-- BEGIN DATASET RECORDS --
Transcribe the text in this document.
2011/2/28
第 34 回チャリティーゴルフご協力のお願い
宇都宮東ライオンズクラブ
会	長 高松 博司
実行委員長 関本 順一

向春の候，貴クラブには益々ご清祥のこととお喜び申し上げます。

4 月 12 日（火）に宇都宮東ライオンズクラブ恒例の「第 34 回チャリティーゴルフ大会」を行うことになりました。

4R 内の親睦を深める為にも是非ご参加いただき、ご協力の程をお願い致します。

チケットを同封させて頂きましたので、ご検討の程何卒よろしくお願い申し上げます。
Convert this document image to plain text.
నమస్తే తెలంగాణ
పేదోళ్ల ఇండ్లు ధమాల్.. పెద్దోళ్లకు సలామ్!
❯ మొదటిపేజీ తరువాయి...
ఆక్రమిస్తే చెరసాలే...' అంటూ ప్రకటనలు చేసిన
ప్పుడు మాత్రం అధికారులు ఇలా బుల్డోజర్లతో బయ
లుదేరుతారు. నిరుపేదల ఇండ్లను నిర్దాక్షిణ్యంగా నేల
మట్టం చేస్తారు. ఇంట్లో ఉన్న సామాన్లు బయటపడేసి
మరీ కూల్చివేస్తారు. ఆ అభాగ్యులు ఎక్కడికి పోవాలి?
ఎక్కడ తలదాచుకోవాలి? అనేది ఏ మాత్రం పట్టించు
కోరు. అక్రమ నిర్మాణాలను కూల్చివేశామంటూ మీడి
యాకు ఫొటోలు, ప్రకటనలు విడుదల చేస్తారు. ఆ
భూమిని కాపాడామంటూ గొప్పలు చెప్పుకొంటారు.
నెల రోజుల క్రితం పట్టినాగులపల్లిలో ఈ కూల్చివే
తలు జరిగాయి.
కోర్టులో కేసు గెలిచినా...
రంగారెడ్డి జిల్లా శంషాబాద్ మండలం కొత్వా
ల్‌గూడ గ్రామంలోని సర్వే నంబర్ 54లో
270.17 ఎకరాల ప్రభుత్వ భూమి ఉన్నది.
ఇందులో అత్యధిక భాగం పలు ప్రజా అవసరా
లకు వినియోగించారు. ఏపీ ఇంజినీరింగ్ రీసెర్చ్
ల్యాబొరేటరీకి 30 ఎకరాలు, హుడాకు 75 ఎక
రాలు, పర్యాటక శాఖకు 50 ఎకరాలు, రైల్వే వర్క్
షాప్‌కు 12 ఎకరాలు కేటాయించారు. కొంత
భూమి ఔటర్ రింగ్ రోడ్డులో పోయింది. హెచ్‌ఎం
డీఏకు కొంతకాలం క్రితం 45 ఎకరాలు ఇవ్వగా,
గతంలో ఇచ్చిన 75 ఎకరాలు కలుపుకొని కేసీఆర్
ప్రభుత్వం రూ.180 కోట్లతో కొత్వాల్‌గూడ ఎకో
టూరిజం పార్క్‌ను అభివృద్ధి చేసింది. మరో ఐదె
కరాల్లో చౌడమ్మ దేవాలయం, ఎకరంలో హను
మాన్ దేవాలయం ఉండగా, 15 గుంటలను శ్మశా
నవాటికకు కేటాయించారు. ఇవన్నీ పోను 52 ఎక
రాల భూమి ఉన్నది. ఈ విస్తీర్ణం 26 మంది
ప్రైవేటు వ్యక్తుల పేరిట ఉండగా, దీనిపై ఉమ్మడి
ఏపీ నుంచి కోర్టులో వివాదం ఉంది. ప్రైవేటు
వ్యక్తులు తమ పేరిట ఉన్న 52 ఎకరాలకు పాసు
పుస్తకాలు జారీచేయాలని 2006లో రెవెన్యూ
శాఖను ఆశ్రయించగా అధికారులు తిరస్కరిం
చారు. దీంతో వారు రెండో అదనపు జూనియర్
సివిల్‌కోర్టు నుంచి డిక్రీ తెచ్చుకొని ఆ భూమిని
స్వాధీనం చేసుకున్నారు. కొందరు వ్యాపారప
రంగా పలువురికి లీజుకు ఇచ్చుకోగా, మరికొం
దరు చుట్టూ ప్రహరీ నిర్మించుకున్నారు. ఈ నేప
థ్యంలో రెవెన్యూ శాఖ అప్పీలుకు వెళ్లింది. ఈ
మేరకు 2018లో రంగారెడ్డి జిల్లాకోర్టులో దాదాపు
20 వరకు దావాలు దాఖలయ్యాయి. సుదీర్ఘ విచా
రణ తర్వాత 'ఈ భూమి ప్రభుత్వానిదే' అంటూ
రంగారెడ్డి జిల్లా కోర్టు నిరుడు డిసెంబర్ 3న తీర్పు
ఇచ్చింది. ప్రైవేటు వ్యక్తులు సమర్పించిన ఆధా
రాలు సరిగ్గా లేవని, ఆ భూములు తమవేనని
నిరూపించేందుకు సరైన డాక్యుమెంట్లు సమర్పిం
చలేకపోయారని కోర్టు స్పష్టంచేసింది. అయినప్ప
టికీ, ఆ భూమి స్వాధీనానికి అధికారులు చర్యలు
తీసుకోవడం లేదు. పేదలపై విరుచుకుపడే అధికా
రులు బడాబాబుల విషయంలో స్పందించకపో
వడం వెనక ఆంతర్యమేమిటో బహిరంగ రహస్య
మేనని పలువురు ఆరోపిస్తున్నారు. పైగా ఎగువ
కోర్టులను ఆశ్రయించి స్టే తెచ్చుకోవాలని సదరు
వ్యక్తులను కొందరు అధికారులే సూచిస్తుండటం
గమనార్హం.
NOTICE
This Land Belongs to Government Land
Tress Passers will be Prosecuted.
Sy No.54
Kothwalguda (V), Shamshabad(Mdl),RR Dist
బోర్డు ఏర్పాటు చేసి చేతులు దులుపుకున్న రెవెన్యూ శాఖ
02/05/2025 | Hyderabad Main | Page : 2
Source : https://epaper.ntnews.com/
-- END DATASET RECORDS --
→ AIM OF THE TASK
Reproduce the data, keeping every line exactly the same.

→ EXERCISE SOLUTION
Transcribe the text in this document.
2011/2/28
第 34 回チャリティーゴルフご協力のお願い
宇都宮東ライオンズクラブ
会	長 高松 博司
実行委員長 関本 順一

向春の候，貴クラブには益々ご清祥のこととお喜び申し上げます。

4 月 12 日（火）に宇都宮東ライオンズクラブ恒例の「第 34 回チャリティーゴルフ大会」を行うことになりました。

4R 内の親睦を深める為にも是非ご参加いただき、ご協力の程をお願い致します。

チケットを同封させて頂きましたので、ご検討の程何卒よろしくお願い申し上げます。
Convert this document image to plain text.
నమస్తే తెలంగాణ
పేదోళ్ల ఇండ్లు ధమాల్.. పెద్దోళ్లకు సలామ్!
❯ మొదటిపేజీ తరువాయి...
ఆక్రమిస్తే చెరసాలే...' అంటూ ప్రకటనలు చేసిన
ప్పుడు మాత్రం అధికారులు ఇలా బుల్డోజర్లతో బయ
లుదేరుతారు. నిరుపేదల ఇండ్లను నిర్దాక్షిణ్యంగా నేల
మట్టం చేస్తారు. ఇంట్లో ఉన్న సామాన్లు బయటపడేసి
మరీ కూల్చివేస్తారు. ఆ అభాగ్యులు ఎక్కడికి పోవాలి?
ఎక్కడ తలదాచుకోవాలి? అనేది ఏ మాత్రం పట్టించు
కోరు. అక్రమ నిర్మాణాలను కూల్చివేశామంటూ మీడి
యాకు ఫొటోలు, ప్రకటనలు విడుదల చేస్తారు. ఆ
భూమిని కాపాడామంటూ గొప్పలు చెప్పుకొంటారు.
నెల రోజుల క్రితం పట్టినాగులపల్లిలో ఈ కూల్చివే
తలు జరిగాయి.
కోర్టులో కేసు గెలిచినా...
రంగారెడ్డి జిల్లా శంషాబాద్ మండలం కొత్వా
ల్‌గూడ గ్రామంలోని సర్వే నంబర్ 54లో
270.17 ఎకరాల ప్రభుత్వ భూమి ఉన్నది.
ఇందులో అత్యధిక భాగం పలు ప్రజా అవసరా
లకు వినియోగించారు. ఏపీ ఇంజినీరింగ్ రీసెర్చ్
ల్యాబొరేటరీకి 30 ఎకరాలు, హుడాకు 75 ఎక
రాలు, పర్యాటక శాఖకు 50 ఎకరాలు, రైల్వే వర్క్
షాప్‌కు 12 ఎకరాలు కేటాయించారు. కొంత
భూమి ఔటర్ రింగ్ రోడ్డులో పోయింది. హెచ్‌ఎం
డీఏకు కొంతకాలం క్రితం 45 ఎకరాలు ఇవ్వగా,
గతంలో ఇచ్చిన 75 ఎకరాలు కలుపుకొని కేసీఆర్
ప్రభుత్వం రూ.180 కోట్లతో కొత్వాల్‌గూడ ఎకో
టూరిజం పార్క్‌ను అభివృద్ధి చేసింది. మరో ఐదె
కరాల్లో చౌడమ్మ దేవాలయం, ఎకరంలో హను
మాన్ దేవాలయం ఉండగా, 15 గుంటలను శ్మశా
నవాటికకు కేటాయించారు. ఇవన్నీ పోను 52 ఎక
రాల భూమి ఉన్నది. ఈ విస్తీర్ణం 26 మంది
ప్రైవేటు వ్యక్తుల పేరిట ఉండగా, దీనిపై ఉమ్మడి
ఏపీ నుంచి కోర్టులో వివాదం ఉంది. ప్రైవేటు
వ్యక్తులు తమ పేరిట ఉన్న 52 ఎకరాలకు పాసు
పుస్తకాలు జారీచేయాలని 2006లో రెవెన్యూ
శాఖను ఆశ్రయించగా అధికారులు తిరస్కరిం
చారు. దీంతో వారు రెండో అదనపు జూనియర్
సివిల్‌కోర్టు నుంచి డిక్రీ తెచ్చుకొని ఆ భూమిని
స్వాధీనం చేసుకున్నారు. కొందరు వ్యాపారప
రంగా పలువురికి లీజుకు ఇచ్చుకోగా, మరికొం
దరు చుట్టూ ప్రహరీ నిర్మించుకున్నారు. ఈ నేప
థ్యంలో రెవెన్యూ శాఖ అప్పీలుకు వెళ్లింది. ఈ
మేరకు 2018లో రంగారెడ్డి జిల్లాకోర్టులో దాదాపు
20 వరకు దావాలు దాఖలయ్యాయి. సుదీర్ఘ విచా
రణ తర్వాత 'ఈ భూమి ప్రభుత్వానిదే' అంటూ
రంగారెడ్డి జిల్లా కోర్టు నిరుడు డిసెంబర్ 3న తీర్పు
ఇచ్చింది. ప్రైవేటు వ్యక్తులు సమర్పించిన ఆధా
రాలు సరిగ్గా లేవని, ఆ భూములు తమవేనని
నిరూపించేందుకు సరైన డాక్యుమెంట్లు సమర్పిం
చలేకపోయారని కోర్టు స్పష్టంచేసింది. అయినప్ప
టికీ, ఆ భూమి స్వాధీనానికి అధికారులు చర్యలు
తీసుకోవడం లేదు. పేదలపై విరుచుకుపడే అధికా
రులు బడాబాబుల విషయంలో స్పందించకపో
వడం వెనక ఆంతర్యమేమిటో బహిరంగ రహస్య
మేనని పలువురు ఆరోపిస్తున్నారు. పైగా ఎగువ
కోర్టులను ఆశ్రయించి స్టే తెచ్చుకోవాలని సదరు
వ్యక్తులను కొందరు అధికారులే సూచిస్తుండటం
గమనార్హం.
NOTICE
This Land Belongs to Government Land
Tress Passers will be Prosecuted.
Sy No.54
Kothwalguda (V), Shamshabad(Mdl),RR Dist
బోర్డు ఏర్పాటు చేసి చేతులు దులుపుకున్న రెవెన్యూ శాఖ
02/05/2025 | Hyderabad Main | Page : 2
Source : https://epaper.ntnews.com/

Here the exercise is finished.